DATA SECTION.
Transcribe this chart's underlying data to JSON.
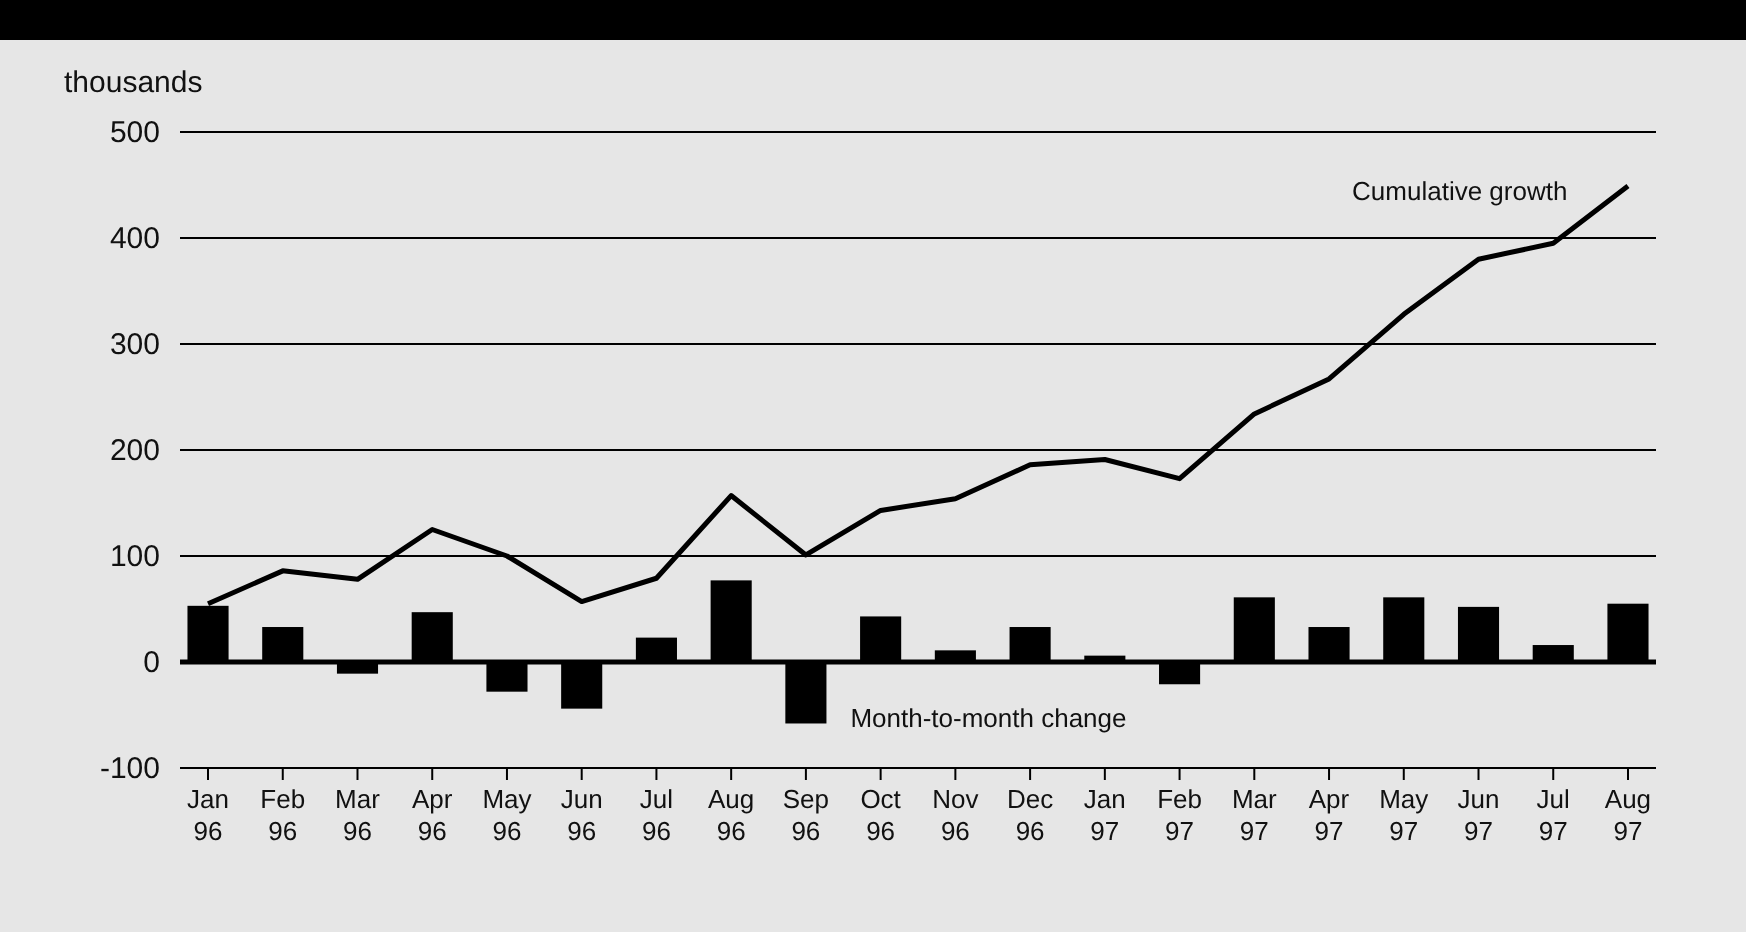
{
  "chart_data": {
    "type": "bar",
    "ylabel": "thousands",
    "categories": [
      "Jan 96",
      "Feb 96",
      "Mar 96",
      "Apr 96",
      "May 96",
      "Jun 96",
      "Jul 96",
      "Aug 96",
      "Sep 96",
      "Oct 96",
      "Nov 96",
      "Dec 96",
      "Jan 97",
      "Feb 97",
      "Mar 97",
      "Apr 97",
      "May 97",
      "Jun 97",
      "Jul 97",
      "Aug 97"
    ],
    "series": [
      {
        "name": "Month-to-month change",
        "color": "#000000",
        "values": [
          53,
          33,
          -11,
          47,
          -28,
          -44,
          23,
          77,
          -58,
          43,
          11,
          33,
          6,
          -21,
          61,
          33,
          61,
          52,
          16,
          55
        ]
      },
      {
        "name": "Cumulative growth",
        "type": "line",
        "color": "#000000",
        "values": [
          55,
          86,
          78,
          125,
          100,
          57,
          79,
          157,
          101,
          143,
          154,
          186,
          191,
          173,
          234,
          267,
          328,
          380,
          395,
          449
        ]
      }
    ],
    "ylim": [
      -100,
      500
    ],
    "yticks": [
      -100,
      0,
      100,
      200,
      300,
      400,
      500
    ],
    "grid": "y",
    "line_style": "solid",
    "marker": "none"
  }
}
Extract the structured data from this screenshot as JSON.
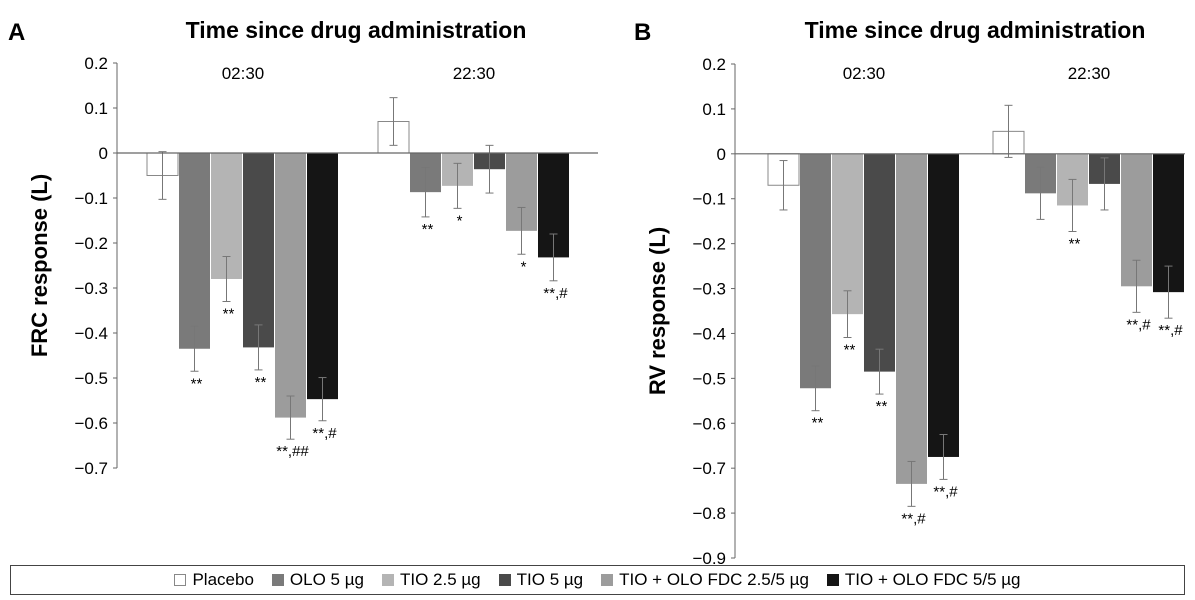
{
  "colors": {
    "placebo": "#ffffff",
    "olo5": "#7a7a7a",
    "tio25": "#b4b4b4",
    "tio5": "#4a4a4a",
    "fdc25": "#9c9c9c",
    "fdc55": "#151515",
    "placebo_outline": "#888888",
    "axis": "#666666",
    "error_bar": "#777777"
  },
  "legend": [
    {
      "label": "Placebo",
      "color_key": "placebo"
    },
    {
      "label": "OLO 5 µg",
      "color_key": "olo5"
    },
    {
      "label": "TIO 2.5 µg",
      "color_key": "tio25"
    },
    {
      "label": "TIO 5 µg",
      "color_key": "tio5"
    },
    {
      "label": "TIO + OLO FDC 2.5/5 µg",
      "color_key": "fdc25"
    },
    {
      "label": "TIO + OLO FDC 5/5 µg",
      "color_key": "fdc55"
    }
  ],
  "chart_data": [
    {
      "type": "bar",
      "panel_label": "A",
      "title": "Time since drug administration",
      "ylabel": "FRC response (L)",
      "ylim": [
        -0.7,
        0.2
      ],
      "yticks": [
        0.2,
        0.1,
        0,
        -0.1,
        -0.2,
        -0.3,
        -0.4,
        -0.5,
        -0.6,
        -0.7
      ],
      "ytick_labels": [
        "0.2",
        "0.1",
        "0",
        "−0.1",
        "−0.2",
        "−0.3",
        "−0.4",
        "−0.5",
        "−0.6",
        "−0.7"
      ],
      "categories": [
        "02:30",
        "22:30"
      ],
      "series": [
        {
          "name": "Placebo",
          "values": [
            -0.05,
            0.07
          ],
          "errors": [
            0.053,
            0.053
          ],
          "annotations": [
            "",
            ""
          ]
        },
        {
          "name": "OLO 5 µg",
          "values": [
            -0.435,
            -0.087
          ],
          "errors": [
            0.05,
            0.055
          ],
          "annotations": [
            "**",
            "**"
          ]
        },
        {
          "name": "TIO 2.5 µg",
          "values": [
            -0.28,
            -0.073
          ],
          "errors": [
            0.05,
            0.05
          ],
          "annotations": [
            "**",
            "*"
          ]
        },
        {
          "name": "TIO 5 µg",
          "values": [
            -0.432,
            -0.036
          ],
          "errors": [
            0.05,
            0.053
          ],
          "annotations": [
            "**",
            ""
          ]
        },
        {
          "name": "TIO + OLO FDC 2.5/5 µg",
          "values": [
            -0.588,
            -0.173
          ],
          "errors": [
            0.048,
            0.052
          ],
          "annotations": [
            "**,##",
            "*"
          ]
        },
        {
          "name": "TIO + OLO FDC 5/5 µg",
          "values": [
            -0.547,
            -0.232
          ],
          "errors": [
            0.048,
            0.052
          ],
          "annotations": [
            "**,#",
            "**,#"
          ]
        }
      ]
    },
    {
      "type": "bar",
      "panel_label": "B",
      "title": "Time since drug administration",
      "ylabel": "RV response (L)",
      "ylim": [
        -0.9,
        0.2
      ],
      "yticks": [
        0.2,
        0.1,
        0,
        -0.1,
        -0.2,
        -0.3,
        -0.4,
        -0.5,
        -0.6,
        -0.7,
        -0.8,
        -0.9
      ],
      "ytick_labels": [
        "0.2",
        "0.1",
        "0",
        "−0.1",
        "−0.2",
        "−0.3",
        "−0.4",
        "−0.5",
        "−0.6",
        "−0.7",
        "−0.8",
        "−0.9"
      ],
      "categories": [
        "02:30",
        "22:30"
      ],
      "series": [
        {
          "name": "Placebo",
          "values": [
            -0.07,
            0.05
          ],
          "errors": [
            0.055,
            0.058
          ],
          "annotations": [
            "",
            ""
          ]
        },
        {
          "name": "OLO 5 µg",
          "values": [
            -0.522,
            -0.088
          ],
          "errors": [
            0.05,
            0.058
          ],
          "annotations": [
            "**",
            ""
          ]
        },
        {
          "name": "TIO 2.5 µg",
          "values": [
            -0.357,
            -0.115
          ],
          "errors": [
            0.052,
            0.058
          ],
          "annotations": [
            "**",
            "**"
          ]
        },
        {
          "name": "TIO 5 µg",
          "values": [
            -0.485,
            -0.067
          ],
          "errors": [
            0.05,
            0.058
          ],
          "annotations": [
            "**",
            ""
          ]
        },
        {
          "name": "TIO + OLO FDC 2.5/5 µg",
          "values": [
            -0.735,
            -0.295
          ],
          "errors": [
            0.05,
            0.058
          ],
          "annotations": [
            "**,#",
            "**,#"
          ]
        },
        {
          "name": "TIO + OLO FDC 5/5 µg",
          "values": [
            -0.675,
            -0.308
          ],
          "errors": [
            0.05,
            0.058
          ],
          "annotations": [
            "**,#",
            "**,#"
          ]
        }
      ]
    }
  ]
}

TASK BRIEF. All of the material above needs to be restated exactly, with no pictures.

EXERCISE SOLUTION.
Transcribe this chart's underlying data to JSON.
{
  "chart_data": {
    "type": "bar",
    "ylabel": "thousands",
    "categories": [
      "Jan 96",
      "Feb 96",
      "Mar 96",
      "Apr 96",
      "May 96",
      "Jun 96",
      "Jul 96",
      "Aug 96",
      "Sep 96",
      "Oct 96",
      "Nov 96",
      "Dec 96",
      "Jan 97",
      "Feb 97",
      "Mar 97",
      "Apr 97",
      "May 97",
      "Jun 97",
      "Jul 97",
      "Aug 97"
    ],
    "series": [
      {
        "name": "Month-to-month change",
        "color": "#000000",
        "values": [
          53,
          33,
          -11,
          47,
          -28,
          -44,
          23,
          77,
          -58,
          43,
          11,
          33,
          6,
          -21,
          61,
          33,
          61,
          52,
          16,
          55
        ]
      },
      {
        "name": "Cumulative growth",
        "type": "line",
        "color": "#000000",
        "values": [
          55,
          86,
          78,
          125,
          100,
          57,
          79,
          157,
          101,
          143,
          154,
          186,
          191,
          173,
          234,
          267,
          328,
          380,
          395,
          449
        ]
      }
    ],
    "ylim": [
      -100,
      500
    ],
    "yticks": [
      -100,
      0,
      100,
      200,
      300,
      400,
      500
    ],
    "grid": "y",
    "line_style": "solid",
    "marker": "none"
  }
}
Extract the structured data from this screenshot as JSON.
{
  "colors": {
    "placebo": "#ffffff",
    "olo5": "#7a7a7a",
    "tio25": "#b4b4b4",
    "tio5": "#4a4a4a",
    "fdc25": "#9c9c9c",
    "fdc55": "#151515",
    "placebo_outline": "#888888",
    "axis": "#666666",
    "error_bar": "#777777"
  },
  "legend": [
    {
      "label": "Placebo",
      "color_key": "placebo"
    },
    {
      "label": "OLO 5 µg",
      "color_key": "olo5"
    },
    {
      "label": "TIO 2.5 µg",
      "color_key": "tio25"
    },
    {
      "label": "TIO 5 µg",
      "color_key": "tio5"
    },
    {
      "label": "TIO + OLO FDC 2.5/5 µg",
      "color_key": "fdc25"
    },
    {
      "label": "TIO + OLO FDC 5/5 µg",
      "color_key": "fdc55"
    }
  ],
  "chart_data": [
    {
      "type": "bar",
      "panel_label": "A",
      "title": "Time since drug administration",
      "ylabel": "FRC response (L)",
      "ylim": [
        -0.7,
        0.2
      ],
      "yticks": [
        0.2,
        0.1,
        0,
        -0.1,
        -0.2,
        -0.3,
        -0.4,
        -0.5,
        -0.6,
        -0.7
      ],
      "ytick_labels": [
        "0.2",
        "0.1",
        "0",
        "−0.1",
        "−0.2",
        "−0.3",
        "−0.4",
        "−0.5",
        "−0.6",
        "−0.7"
      ],
      "categories": [
        "02:30",
        "22:30"
      ],
      "series": [
        {
          "name": "Placebo",
          "values": [
            -0.05,
            0.07
          ],
          "errors": [
            0.053,
            0.053
          ],
          "annotations": [
            "",
            ""
          ]
        },
        {
          "name": "OLO 5 µg",
          "values": [
            -0.435,
            -0.087
          ],
          "errors": [
            0.05,
            0.055
          ],
          "annotations": [
            "**",
            "**"
          ]
        },
        {
          "name": "TIO 2.5 µg",
          "values": [
            -0.28,
            -0.073
          ],
          "errors": [
            0.05,
            0.05
          ],
          "annotations": [
            "**",
            "*"
          ]
        },
        {
          "name": "TIO 5 µg",
          "values": [
            -0.432,
            -0.036
          ],
          "errors": [
            0.05,
            0.053
          ],
          "annotations": [
            "**",
            ""
          ]
        },
        {
          "name": "TIO + OLO FDC 2.5/5 µg",
          "values": [
            -0.588,
            -0.173
          ],
          "errors": [
            0.048,
            0.052
          ],
          "annotations": [
            "**,##",
            "*"
          ]
        },
        {
          "name": "TIO + OLO FDC 5/5 µg",
          "values": [
            -0.547,
            -0.232
          ],
          "errors": [
            0.048,
            0.052
          ],
          "annotations": [
            "**,#",
            "**,#"
          ]
        }
      ]
    },
    {
      "type": "bar",
      "panel_label": "B",
      "title": "Time since drug administration",
      "ylabel": "RV response (L)",
      "ylim": [
        -0.9,
        0.2
      ],
      "yticks": [
        0.2,
        0.1,
        0,
        -0.1,
        -0.2,
        -0.3,
        -0.4,
        -0.5,
        -0.6,
        -0.7,
        -0.8,
        -0.9
      ],
      "ytick_labels": [
        "0.2",
        "0.1",
        "0",
        "−0.1",
        "−0.2",
        "−0.3",
        "−0.4",
        "−0.5",
        "−0.6",
        "−0.7",
        "−0.8",
        "−0.9"
      ],
      "categories": [
        "02:30",
        "22:30"
      ],
      "series": [
        {
          "name": "Placebo",
          "values": [
            -0.07,
            0.05
          ],
          "errors": [
            0.055,
            0.058
          ],
          "annotations": [
            "",
            ""
          ]
        },
        {
          "name": "OLO 5 µg",
          "values": [
            -0.522,
            -0.088
          ],
          "errors": [
            0.05,
            0.058
          ],
          "annotations": [
            "**",
            ""
          ]
        },
        {
          "name": "TIO 2.5 µg",
          "values": [
            -0.357,
            -0.115
          ],
          "errors": [
            0.052,
            0.058
          ],
          "annotations": [
            "**",
            "**"
          ]
        },
        {
          "name": "TIO 5 µg",
          "values": [
            -0.485,
            -0.067
          ],
          "errors": [
            0.05,
            0.058
          ],
          "annotations": [
            "**",
            ""
          ]
        },
        {
          "name": "TIO + OLO FDC 2.5/5 µg",
          "values": [
            -0.735,
            -0.295
          ],
          "errors": [
            0.05,
            0.058
          ],
          "annotations": [
            "**,#",
            "**,#"
          ]
        },
        {
          "name": "TIO + OLO FDC 5/5 µg",
          "values": [
            -0.675,
            -0.308
          ],
          "errors": [
            0.05,
            0.058
          ],
          "annotations": [
            "**,#",
            "**,#"
          ]
        }
      ]
    }
  ]
}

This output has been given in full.